* [What to produce] In the entries below, count each line holding the word "delete". Answer with the total alone.

(A run of records)
============================================================
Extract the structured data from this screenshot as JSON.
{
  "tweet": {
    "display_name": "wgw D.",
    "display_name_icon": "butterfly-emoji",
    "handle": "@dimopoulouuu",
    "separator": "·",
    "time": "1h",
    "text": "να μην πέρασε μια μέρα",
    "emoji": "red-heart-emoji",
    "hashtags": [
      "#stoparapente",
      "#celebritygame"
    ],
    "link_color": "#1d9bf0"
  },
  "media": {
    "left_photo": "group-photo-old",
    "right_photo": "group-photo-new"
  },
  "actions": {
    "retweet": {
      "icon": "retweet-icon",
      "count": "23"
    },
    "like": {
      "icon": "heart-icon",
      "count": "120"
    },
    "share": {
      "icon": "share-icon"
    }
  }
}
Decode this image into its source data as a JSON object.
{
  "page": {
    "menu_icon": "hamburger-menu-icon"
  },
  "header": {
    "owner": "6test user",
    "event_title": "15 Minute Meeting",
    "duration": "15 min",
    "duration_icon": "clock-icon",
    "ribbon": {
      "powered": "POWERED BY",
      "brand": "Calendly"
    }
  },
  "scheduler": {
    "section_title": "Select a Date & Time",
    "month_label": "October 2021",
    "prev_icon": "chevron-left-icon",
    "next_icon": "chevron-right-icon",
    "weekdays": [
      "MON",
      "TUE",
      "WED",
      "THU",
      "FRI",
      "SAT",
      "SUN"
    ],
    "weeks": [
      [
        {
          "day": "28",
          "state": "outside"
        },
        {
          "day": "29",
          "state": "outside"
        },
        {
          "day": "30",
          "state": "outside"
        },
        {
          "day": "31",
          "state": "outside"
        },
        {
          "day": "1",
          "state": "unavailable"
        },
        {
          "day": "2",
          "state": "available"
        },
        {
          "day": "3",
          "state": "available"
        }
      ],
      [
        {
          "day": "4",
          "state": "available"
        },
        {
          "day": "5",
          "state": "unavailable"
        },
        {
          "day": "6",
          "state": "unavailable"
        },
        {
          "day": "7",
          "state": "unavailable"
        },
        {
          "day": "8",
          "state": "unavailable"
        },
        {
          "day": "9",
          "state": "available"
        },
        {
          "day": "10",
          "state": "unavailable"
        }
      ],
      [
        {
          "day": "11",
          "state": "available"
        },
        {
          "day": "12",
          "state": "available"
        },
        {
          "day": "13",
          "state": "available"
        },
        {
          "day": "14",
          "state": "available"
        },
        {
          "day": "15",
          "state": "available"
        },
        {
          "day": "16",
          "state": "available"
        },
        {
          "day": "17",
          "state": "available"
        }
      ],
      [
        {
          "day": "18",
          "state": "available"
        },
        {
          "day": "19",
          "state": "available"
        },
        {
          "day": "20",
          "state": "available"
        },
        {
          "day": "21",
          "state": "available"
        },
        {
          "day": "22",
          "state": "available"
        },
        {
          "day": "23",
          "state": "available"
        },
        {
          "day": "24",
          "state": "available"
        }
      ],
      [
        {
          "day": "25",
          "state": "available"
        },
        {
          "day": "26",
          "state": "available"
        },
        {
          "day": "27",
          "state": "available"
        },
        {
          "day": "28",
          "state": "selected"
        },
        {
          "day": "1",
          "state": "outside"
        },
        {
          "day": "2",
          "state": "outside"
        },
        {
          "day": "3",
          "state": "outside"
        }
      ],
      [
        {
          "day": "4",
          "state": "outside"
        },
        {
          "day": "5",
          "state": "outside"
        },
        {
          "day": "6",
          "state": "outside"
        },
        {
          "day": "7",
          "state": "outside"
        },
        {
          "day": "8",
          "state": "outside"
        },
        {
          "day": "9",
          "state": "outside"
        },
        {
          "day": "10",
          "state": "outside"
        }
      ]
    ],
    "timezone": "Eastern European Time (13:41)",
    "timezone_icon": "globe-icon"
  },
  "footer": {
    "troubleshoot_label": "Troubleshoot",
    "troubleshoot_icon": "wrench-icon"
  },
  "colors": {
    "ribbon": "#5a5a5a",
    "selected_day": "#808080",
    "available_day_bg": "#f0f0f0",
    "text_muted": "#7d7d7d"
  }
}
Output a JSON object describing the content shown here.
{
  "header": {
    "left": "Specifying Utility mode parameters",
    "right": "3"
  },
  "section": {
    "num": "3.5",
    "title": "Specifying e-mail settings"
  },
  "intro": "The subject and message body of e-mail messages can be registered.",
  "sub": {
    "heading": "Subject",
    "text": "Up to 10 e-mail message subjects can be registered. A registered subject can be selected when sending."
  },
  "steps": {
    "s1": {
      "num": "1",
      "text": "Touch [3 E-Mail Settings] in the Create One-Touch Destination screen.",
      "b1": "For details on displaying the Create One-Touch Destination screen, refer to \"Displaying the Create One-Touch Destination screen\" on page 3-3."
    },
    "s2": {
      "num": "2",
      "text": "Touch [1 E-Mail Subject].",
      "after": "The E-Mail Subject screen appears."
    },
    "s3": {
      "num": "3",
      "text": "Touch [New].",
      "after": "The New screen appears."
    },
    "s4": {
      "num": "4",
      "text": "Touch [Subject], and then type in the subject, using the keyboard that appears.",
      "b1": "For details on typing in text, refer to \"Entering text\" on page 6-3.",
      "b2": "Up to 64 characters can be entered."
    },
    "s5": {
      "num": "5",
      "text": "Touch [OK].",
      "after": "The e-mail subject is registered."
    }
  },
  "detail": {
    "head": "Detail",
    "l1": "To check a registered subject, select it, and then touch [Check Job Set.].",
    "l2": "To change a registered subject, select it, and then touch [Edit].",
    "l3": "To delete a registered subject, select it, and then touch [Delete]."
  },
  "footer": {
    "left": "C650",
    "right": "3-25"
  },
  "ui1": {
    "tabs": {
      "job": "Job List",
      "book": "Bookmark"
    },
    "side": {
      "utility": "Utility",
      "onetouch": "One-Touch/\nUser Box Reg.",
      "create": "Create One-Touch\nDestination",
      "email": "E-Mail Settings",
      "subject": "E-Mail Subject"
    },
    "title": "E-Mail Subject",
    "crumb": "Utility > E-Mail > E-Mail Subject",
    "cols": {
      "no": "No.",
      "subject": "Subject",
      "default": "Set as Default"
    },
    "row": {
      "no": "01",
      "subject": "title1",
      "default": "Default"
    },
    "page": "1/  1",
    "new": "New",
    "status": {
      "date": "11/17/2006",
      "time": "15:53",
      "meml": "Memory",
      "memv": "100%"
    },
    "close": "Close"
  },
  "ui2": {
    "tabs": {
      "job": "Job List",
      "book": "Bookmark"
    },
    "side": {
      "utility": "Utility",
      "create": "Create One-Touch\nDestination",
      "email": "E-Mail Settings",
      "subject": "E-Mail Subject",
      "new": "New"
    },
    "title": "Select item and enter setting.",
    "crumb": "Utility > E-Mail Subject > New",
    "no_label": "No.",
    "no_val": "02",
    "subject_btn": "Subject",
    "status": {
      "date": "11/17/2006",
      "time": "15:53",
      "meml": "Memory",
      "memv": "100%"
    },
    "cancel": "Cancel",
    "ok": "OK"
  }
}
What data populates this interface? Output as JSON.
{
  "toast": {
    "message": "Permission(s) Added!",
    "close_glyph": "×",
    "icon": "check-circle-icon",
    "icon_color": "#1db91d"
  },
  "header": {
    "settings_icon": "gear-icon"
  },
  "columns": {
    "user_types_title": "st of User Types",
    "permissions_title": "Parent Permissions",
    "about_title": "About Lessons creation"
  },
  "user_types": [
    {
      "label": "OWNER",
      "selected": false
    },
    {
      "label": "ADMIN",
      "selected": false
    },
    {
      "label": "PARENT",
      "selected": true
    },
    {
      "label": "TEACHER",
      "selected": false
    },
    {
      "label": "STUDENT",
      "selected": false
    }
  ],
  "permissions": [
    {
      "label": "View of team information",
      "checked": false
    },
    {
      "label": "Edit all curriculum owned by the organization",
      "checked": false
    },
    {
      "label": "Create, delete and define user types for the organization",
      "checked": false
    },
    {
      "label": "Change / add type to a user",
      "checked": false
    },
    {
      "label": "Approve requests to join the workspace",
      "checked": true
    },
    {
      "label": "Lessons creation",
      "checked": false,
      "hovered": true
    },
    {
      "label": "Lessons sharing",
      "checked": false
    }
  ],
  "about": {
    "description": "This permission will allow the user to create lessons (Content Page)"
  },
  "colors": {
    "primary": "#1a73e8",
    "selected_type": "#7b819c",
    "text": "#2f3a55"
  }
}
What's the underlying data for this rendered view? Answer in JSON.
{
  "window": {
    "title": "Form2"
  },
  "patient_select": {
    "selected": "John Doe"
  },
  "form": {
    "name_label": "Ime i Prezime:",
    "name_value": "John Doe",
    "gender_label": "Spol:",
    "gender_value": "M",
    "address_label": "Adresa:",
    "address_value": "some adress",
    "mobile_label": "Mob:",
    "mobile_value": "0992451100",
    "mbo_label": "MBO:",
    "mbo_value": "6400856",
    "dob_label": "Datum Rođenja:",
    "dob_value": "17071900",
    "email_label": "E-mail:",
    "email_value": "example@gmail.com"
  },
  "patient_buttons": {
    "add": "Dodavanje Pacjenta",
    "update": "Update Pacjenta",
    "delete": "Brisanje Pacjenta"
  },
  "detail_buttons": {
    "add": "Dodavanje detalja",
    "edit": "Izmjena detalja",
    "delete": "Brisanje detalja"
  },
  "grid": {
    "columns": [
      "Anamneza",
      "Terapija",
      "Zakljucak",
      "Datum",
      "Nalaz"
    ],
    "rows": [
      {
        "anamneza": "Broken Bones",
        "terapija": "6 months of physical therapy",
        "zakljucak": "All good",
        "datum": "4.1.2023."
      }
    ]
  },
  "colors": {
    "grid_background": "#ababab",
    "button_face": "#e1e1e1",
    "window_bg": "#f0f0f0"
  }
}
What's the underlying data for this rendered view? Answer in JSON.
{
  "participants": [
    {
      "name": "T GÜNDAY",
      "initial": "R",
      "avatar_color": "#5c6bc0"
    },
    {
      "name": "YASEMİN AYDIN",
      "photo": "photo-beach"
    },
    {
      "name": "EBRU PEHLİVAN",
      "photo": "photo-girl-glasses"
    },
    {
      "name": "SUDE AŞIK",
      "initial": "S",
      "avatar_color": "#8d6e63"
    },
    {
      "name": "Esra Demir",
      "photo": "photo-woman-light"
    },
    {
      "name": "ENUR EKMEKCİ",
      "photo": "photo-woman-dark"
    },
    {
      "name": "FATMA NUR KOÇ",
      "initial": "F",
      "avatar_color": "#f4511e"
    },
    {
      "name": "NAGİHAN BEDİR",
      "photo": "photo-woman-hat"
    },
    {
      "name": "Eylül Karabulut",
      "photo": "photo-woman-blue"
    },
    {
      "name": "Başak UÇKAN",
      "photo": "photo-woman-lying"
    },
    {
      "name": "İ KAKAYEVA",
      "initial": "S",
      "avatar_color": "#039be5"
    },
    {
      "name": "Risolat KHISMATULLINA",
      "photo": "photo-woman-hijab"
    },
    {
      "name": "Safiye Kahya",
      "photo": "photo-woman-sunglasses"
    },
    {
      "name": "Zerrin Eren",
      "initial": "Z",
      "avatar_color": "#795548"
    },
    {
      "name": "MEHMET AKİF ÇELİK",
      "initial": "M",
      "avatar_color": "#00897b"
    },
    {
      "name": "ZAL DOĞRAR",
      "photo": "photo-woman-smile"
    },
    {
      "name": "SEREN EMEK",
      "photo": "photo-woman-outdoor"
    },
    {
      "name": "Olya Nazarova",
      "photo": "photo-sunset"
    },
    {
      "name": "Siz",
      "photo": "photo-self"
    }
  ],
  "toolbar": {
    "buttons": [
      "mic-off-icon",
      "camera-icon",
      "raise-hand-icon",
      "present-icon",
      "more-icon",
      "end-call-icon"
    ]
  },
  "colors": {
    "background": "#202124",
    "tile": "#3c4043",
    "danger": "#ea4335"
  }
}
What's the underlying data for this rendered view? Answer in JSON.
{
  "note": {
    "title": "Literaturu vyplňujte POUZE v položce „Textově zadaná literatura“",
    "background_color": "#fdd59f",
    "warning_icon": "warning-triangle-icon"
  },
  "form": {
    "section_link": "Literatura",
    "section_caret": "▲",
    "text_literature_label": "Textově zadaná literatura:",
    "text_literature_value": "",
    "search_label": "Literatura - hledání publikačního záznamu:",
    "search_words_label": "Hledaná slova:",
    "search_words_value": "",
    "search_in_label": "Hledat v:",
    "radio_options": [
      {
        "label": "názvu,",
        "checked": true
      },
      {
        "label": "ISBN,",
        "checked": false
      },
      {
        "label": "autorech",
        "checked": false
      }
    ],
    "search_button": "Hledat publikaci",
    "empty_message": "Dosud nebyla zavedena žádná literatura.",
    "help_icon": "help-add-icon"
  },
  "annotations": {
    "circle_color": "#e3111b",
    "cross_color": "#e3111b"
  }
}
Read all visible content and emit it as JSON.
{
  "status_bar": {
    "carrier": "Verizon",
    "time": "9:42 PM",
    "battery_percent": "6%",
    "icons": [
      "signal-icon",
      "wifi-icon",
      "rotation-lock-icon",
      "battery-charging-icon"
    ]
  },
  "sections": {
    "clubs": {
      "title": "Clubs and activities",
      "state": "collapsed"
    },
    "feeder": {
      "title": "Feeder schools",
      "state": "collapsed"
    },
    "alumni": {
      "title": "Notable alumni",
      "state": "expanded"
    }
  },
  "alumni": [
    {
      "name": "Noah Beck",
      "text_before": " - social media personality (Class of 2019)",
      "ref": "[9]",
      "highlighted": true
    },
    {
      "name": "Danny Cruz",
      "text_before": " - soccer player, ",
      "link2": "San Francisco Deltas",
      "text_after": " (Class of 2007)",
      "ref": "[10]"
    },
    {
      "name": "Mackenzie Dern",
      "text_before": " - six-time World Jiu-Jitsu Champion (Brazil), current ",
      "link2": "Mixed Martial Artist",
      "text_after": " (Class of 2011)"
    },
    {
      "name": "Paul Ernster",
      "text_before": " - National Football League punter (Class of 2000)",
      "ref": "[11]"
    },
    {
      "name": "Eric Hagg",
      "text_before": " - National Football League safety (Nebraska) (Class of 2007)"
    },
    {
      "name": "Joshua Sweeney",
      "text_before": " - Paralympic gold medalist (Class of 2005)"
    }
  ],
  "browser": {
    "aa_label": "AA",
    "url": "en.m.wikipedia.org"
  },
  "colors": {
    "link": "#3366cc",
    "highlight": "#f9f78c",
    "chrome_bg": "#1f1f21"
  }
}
============================================================
* [Finished exercise] 4